Oberseminar Lehrstuhl Mayr
-
Speicherplatzeffiziente q-Gramm-Indexe
Raum: 03.09.058
Zeit: Donnerstag, 23.02.2012, 11:00–11:30
Vortragender: Johannes Merkle
Ein wichtiges Forschungsgebiet der Bioinformatik ist das Durchsuchen von Sequenzen,
die biologische Daten repräsentieren, beispielsweise DNA. Da diese Sequenzen sehr groß
sein können, ist es nötig, effiziente Verfahren bei der Arbeit mit diesen Daten zu verwenden.
q-Gramm-Indexe sind Indexstrukturen mit der man effizient in großen Texten Zeichenketten
suchen kann. Sie haben allerdings den Nachteil, dass sie selbst sehr viel Speicher
benötigen, wenn der Text sehr groß ist. Deshalb wurden diverse Ansätze entwickelt, deren
Ziel es ist, die Größe von q-Gramm-Indexen zu reduzieren, darunter der n-Gram/2L sowie
der VGRAM-Index. Beide sollen im Rahmen dieser Bachelorarbeit vorgestellt und
- mit Fokus auf ihren Speicherbedarf - analysiert werden. Als Vergleich wird die Implementierung
des q-Gramm-Index der SeqAn-Programmbibliothek verwendet, in welcher
die beiden Verfahren auch implementiert wurden.
-
Inequalities for the Number of Walks in Graphs
Raum: 03.11.018
Zeit: Mittwoch, 21.12.2011, 13:00–14:00
Vortragender: Jeremias Weihmann
We investigate the growth of the number w_k of directed walks of length k in undirected graphs as well as related inequalities.
In that regard we generalize the inequalities of Erdös/Simonovits and Dress/Gutman using an inequality of Blakley/Dixon. An eigenwert approach yields the sandwich theorem which generalizes the inequalities of Dress/Gutman, Lagarias et al. and the inequality w_{2a} w_{2(a+b+c)} >= w_{2a+c} w_{2(a+b)+c} which is implied by a matrix theorem of Marcus/Newman.

### [BEREITGESTELLTES MATERIAL]
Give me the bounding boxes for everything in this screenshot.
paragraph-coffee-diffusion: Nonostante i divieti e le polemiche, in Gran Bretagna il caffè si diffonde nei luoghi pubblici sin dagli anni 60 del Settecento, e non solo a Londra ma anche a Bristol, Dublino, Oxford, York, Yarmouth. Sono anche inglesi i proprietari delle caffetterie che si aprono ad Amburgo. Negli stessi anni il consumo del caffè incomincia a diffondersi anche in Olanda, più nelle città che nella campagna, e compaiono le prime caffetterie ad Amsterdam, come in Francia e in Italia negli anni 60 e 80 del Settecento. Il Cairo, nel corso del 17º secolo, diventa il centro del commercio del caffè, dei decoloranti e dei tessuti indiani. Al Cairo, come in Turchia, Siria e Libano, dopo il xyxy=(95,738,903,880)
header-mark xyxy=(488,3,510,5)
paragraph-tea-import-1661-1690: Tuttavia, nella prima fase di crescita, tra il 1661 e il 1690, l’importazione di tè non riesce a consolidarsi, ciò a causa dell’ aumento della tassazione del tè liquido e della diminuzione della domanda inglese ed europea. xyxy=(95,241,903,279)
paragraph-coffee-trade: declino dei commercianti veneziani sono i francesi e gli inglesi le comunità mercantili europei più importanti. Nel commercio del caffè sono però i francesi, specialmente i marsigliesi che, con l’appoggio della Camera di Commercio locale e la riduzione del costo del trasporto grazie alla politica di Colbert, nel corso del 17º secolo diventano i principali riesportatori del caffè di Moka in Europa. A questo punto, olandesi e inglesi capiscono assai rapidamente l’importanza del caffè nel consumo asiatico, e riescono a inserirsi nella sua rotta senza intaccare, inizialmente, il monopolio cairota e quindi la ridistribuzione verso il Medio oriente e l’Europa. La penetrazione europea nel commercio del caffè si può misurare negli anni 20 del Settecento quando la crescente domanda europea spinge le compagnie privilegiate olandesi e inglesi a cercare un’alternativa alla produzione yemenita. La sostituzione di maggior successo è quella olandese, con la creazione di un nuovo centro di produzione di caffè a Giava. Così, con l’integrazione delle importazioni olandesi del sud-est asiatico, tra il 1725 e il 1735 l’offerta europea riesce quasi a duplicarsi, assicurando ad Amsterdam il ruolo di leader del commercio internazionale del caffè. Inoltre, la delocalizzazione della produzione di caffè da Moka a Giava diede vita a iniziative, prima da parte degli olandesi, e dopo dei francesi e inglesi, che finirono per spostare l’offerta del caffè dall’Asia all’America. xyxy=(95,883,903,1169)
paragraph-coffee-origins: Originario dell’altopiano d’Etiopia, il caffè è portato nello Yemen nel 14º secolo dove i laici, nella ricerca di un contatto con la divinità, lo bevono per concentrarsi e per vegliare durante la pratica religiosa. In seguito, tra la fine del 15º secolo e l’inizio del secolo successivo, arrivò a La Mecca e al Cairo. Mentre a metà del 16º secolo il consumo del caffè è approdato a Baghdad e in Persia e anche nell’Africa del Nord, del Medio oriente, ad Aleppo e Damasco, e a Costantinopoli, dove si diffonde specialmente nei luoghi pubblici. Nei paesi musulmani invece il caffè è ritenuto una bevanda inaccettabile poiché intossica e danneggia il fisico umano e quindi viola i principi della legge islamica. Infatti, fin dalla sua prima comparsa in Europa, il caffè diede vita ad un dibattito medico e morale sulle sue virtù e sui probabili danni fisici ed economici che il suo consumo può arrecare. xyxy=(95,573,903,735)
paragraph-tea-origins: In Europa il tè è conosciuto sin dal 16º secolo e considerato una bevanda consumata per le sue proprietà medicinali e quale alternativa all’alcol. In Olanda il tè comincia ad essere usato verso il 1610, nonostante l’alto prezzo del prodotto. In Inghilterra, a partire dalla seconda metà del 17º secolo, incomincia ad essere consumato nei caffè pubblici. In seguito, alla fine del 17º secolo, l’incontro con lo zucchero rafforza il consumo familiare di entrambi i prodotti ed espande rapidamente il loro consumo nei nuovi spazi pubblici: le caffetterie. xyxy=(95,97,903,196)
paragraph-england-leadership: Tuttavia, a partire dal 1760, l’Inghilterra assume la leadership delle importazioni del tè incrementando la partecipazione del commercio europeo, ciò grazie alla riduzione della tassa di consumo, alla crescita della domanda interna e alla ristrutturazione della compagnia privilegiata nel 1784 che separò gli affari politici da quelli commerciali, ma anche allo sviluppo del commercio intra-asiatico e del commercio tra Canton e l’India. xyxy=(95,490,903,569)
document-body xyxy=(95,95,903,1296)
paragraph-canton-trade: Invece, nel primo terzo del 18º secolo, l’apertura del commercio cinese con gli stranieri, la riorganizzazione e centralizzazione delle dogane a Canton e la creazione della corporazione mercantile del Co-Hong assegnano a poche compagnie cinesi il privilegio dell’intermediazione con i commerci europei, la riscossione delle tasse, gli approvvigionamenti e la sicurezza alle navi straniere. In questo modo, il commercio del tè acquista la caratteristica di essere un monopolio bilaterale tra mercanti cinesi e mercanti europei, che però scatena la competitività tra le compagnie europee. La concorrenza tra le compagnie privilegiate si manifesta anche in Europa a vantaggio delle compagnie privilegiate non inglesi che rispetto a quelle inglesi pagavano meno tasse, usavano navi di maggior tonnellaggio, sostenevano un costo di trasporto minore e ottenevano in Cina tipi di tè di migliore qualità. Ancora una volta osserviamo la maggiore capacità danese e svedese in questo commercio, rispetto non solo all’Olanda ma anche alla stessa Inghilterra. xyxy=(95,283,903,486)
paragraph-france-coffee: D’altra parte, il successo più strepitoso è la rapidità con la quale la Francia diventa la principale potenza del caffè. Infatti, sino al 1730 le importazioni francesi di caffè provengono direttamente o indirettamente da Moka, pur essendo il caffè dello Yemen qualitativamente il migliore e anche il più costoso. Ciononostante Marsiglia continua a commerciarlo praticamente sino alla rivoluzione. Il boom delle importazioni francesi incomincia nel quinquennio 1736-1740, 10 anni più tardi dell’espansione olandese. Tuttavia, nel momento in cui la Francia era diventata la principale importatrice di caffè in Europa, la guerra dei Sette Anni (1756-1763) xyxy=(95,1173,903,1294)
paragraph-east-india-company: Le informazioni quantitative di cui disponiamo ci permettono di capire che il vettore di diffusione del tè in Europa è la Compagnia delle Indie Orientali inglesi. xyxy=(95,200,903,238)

### [ARBEITSAUFTRAG 1]
Beantworte anhand des Lesetexts die folgenden Fragen:
(a) In welchem Raum findet der Vortrag über speicherplatzeffiziente q-Gramm-Indexe statt?
(b) Welche Implementierung wird in der Bachelorarbeit als Vergleich verwendet?
(c) Wer hält den Vortrag „Inequalities for the Number of Walks in Graphs“?
### [ARBEITSAUFTRAG 2]
Benenne im Lesetext „Bioinformatik“ in „Genomforschung“ um und gib dazu den Abschnitt erneut wieder, der mit „Oberseminar Lehrstuhl Mayr“ beginnt und bis einschließlich „Daten zu verwenden.“ reicht.

### [ERGEBNIS 1]
(a) Im Raum 03.09.058.
(b) Die Implementierung des q-Gramm-Index der SeqAn-Programmbibliothek.
(c) Jeremias Weihmann.

### [ERGEBNIS 2]
Oberseminar Lehrstuhl Mayr
-
Speicherplatzeffiziente q-Gramm-Indexe
Raum: 03.09.058
Zeit: Donnerstag, 23.02.2012, 11:00–11:30
Vortragender: Johannes Merkle
Ein wichtiges Forschungsgebiet der Genomforschung ist das Durchsuchen von Sequenzen,
die biologische Daten repräsentieren, beispielsweise DNA. Da diese Sequenzen sehr groß
sein können, ist es nötig, effiziente Verfahren bei der Arbeit mit diesen Daten zu verwenden.